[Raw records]
• • • • •

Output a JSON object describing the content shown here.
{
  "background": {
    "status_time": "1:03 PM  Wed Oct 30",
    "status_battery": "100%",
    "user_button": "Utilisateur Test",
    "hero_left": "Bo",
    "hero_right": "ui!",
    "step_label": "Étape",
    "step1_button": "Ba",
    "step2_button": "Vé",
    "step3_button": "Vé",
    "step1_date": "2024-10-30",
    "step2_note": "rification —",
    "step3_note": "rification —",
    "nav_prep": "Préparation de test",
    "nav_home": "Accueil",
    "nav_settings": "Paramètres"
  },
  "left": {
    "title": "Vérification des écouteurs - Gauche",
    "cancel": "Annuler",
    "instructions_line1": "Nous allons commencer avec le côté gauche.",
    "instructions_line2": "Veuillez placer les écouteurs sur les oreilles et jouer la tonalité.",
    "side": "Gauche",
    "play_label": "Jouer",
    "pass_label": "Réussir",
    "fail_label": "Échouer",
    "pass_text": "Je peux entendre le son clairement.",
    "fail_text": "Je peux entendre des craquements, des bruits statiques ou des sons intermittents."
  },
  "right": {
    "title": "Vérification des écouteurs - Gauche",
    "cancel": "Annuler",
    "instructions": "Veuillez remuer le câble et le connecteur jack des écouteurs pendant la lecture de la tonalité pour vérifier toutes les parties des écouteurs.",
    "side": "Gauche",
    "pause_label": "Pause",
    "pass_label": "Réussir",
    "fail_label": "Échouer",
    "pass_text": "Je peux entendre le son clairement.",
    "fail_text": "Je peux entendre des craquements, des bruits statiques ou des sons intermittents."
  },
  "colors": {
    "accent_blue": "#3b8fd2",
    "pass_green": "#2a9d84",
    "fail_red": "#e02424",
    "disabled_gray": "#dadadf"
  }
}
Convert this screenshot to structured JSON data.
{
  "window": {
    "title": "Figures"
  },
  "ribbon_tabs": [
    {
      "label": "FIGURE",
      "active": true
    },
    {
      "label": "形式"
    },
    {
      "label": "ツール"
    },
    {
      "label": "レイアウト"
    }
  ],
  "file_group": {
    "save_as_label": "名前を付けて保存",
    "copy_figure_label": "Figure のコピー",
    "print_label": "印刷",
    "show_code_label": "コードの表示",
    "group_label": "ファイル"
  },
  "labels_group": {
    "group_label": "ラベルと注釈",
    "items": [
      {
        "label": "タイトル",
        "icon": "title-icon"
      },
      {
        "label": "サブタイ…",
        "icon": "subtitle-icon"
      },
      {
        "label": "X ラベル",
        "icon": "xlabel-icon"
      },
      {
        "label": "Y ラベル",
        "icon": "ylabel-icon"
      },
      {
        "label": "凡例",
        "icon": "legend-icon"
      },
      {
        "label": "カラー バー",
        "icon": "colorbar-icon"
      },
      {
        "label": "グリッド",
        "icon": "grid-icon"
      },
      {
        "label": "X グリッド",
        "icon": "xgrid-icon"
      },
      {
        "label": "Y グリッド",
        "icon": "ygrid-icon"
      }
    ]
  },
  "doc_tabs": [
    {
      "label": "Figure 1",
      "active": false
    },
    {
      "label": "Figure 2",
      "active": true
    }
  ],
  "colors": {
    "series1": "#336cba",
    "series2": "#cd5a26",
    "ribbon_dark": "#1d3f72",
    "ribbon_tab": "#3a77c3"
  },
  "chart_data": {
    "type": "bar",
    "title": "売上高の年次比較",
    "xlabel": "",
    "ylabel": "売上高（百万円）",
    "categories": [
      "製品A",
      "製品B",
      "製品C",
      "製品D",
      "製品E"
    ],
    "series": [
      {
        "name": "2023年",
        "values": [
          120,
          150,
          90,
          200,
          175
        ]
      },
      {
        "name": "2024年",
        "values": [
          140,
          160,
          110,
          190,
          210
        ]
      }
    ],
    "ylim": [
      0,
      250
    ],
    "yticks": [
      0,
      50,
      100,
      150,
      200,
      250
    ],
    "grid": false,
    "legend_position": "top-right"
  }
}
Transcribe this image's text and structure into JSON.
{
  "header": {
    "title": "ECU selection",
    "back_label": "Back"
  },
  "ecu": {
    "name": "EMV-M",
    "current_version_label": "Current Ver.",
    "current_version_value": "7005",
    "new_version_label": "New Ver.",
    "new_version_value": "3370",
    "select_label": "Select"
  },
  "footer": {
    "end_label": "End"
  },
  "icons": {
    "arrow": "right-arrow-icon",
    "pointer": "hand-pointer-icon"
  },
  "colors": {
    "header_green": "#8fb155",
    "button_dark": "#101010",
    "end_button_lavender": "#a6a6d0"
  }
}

• • • • •

▶ **Stated problem**: Your task is to extract the lines running from the one with "Transcribe this image's" to the end of the material, inclusive, copying each exactly and adding nothing.

▶ **Complete output**:
Transcribe this image's text and structure into JSON.
{
  "header": {
    "title": "ECU selection",
    "back_label": "Back"
  },
  "ecu": {
    "name": "EMV-M",
    "current_version_label": "Current Ver.",
    "current_version_value": "7005",
    "new_version_label": "New Ver.",
    "new_version_value": "3370",
    "select_label": "Select"
  },
  "footer": {
    "end_label": "End"
  },
  "icons": {
    "arrow": "right-arrow-icon",
    "pointer": "hand-pointer-icon"
  },
  "colors": {
    "header_green": "#8fb155",
    "button_dark": "#101010",
    "end_button_lavender": "#a6a6d0"
  }
}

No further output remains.